Show every line in the entries below where the word "arrow" appears.

______

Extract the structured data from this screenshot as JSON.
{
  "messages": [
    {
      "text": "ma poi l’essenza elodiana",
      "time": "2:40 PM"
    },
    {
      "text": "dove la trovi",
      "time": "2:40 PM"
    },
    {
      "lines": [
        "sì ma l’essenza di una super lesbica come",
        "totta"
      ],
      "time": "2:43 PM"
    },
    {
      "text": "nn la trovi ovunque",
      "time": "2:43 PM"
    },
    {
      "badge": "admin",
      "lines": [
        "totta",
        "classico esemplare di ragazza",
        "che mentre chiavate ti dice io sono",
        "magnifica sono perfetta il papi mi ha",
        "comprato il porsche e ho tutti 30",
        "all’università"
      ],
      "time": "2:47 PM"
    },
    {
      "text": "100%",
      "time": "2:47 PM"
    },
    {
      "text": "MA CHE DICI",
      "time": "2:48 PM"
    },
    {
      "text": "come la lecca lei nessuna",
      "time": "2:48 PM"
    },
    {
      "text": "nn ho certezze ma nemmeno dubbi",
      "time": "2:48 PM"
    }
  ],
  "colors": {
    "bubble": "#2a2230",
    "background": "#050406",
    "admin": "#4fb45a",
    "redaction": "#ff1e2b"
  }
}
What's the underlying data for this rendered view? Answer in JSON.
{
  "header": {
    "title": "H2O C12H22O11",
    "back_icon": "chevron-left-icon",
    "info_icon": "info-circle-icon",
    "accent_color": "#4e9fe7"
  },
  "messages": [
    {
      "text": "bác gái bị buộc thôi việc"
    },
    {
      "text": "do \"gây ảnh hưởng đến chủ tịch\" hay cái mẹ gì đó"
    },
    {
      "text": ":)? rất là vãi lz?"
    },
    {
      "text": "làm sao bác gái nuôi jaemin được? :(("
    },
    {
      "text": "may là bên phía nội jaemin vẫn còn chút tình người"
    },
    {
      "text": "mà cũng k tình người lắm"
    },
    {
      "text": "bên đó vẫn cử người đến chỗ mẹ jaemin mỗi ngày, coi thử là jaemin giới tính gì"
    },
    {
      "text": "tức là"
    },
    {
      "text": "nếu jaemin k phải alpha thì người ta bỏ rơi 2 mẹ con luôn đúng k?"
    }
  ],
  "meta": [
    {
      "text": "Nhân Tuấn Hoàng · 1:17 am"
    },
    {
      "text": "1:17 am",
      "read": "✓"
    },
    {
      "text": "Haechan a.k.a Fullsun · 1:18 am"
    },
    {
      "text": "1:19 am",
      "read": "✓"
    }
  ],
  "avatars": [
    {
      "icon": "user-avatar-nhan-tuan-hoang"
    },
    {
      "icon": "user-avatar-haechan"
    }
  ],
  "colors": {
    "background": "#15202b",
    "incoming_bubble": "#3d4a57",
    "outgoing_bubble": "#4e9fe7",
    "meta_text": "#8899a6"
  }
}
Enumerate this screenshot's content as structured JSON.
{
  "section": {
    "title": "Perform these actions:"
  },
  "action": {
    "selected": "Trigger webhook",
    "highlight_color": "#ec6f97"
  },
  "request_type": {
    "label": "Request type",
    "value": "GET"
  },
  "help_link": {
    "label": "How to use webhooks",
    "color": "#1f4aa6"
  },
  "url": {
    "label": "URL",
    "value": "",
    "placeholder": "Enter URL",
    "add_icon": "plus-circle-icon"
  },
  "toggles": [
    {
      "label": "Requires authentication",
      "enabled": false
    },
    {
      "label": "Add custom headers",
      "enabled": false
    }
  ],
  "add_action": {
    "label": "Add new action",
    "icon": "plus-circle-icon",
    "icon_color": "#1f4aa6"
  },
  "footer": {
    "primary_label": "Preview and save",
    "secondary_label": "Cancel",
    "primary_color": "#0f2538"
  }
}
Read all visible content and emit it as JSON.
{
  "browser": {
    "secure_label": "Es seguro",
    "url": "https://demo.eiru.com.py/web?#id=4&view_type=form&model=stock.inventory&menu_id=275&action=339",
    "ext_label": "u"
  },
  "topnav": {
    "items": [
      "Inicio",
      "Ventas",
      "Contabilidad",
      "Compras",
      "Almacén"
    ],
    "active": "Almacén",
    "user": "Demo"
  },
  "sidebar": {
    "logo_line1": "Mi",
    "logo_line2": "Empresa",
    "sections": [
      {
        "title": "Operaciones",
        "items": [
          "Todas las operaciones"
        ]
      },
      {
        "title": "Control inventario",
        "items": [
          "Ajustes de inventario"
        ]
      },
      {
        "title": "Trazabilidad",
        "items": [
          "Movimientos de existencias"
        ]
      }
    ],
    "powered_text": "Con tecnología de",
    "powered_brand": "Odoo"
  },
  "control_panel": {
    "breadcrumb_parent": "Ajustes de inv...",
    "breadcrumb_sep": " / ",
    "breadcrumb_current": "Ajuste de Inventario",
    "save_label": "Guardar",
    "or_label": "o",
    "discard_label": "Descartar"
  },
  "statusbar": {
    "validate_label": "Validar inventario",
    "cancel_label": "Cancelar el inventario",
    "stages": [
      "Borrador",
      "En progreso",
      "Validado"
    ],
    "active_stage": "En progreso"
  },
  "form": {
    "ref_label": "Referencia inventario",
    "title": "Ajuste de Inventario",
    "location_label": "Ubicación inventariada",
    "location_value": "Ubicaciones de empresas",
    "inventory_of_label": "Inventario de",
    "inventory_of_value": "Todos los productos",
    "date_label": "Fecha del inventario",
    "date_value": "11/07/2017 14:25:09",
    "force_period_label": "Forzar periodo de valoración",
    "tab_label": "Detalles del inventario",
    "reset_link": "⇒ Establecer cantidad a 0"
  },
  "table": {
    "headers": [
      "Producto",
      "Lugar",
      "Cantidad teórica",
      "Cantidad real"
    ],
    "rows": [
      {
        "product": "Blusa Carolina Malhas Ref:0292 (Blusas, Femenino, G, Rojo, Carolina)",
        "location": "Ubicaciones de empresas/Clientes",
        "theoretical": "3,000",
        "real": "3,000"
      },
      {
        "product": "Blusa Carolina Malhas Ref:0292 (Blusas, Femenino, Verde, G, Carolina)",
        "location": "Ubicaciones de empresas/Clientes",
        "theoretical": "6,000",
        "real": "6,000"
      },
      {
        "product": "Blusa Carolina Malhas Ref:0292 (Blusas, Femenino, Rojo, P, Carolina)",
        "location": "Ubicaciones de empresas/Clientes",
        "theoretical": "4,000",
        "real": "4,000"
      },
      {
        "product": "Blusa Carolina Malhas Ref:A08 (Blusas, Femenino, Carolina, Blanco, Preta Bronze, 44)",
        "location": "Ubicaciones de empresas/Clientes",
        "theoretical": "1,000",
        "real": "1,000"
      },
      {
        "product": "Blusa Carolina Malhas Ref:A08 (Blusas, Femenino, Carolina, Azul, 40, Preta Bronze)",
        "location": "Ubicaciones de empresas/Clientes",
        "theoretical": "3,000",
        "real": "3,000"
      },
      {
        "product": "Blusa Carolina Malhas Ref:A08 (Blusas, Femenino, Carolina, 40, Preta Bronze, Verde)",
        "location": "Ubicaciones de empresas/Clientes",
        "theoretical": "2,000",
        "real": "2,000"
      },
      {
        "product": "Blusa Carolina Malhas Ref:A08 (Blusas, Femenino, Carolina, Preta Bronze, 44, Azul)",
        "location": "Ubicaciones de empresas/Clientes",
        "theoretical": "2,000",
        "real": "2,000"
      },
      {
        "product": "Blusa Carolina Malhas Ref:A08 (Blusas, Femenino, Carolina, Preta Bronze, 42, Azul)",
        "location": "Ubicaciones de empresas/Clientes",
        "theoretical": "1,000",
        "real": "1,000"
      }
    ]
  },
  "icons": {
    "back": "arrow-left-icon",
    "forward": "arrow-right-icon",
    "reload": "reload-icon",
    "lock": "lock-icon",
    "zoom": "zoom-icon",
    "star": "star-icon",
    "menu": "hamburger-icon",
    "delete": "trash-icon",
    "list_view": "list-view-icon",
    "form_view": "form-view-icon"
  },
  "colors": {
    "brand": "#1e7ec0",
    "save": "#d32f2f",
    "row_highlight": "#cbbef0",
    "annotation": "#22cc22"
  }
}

______

RESULT OF THE TASK:
    "back": "arrow-left-icon",
    "forward": "arrow-right-icon",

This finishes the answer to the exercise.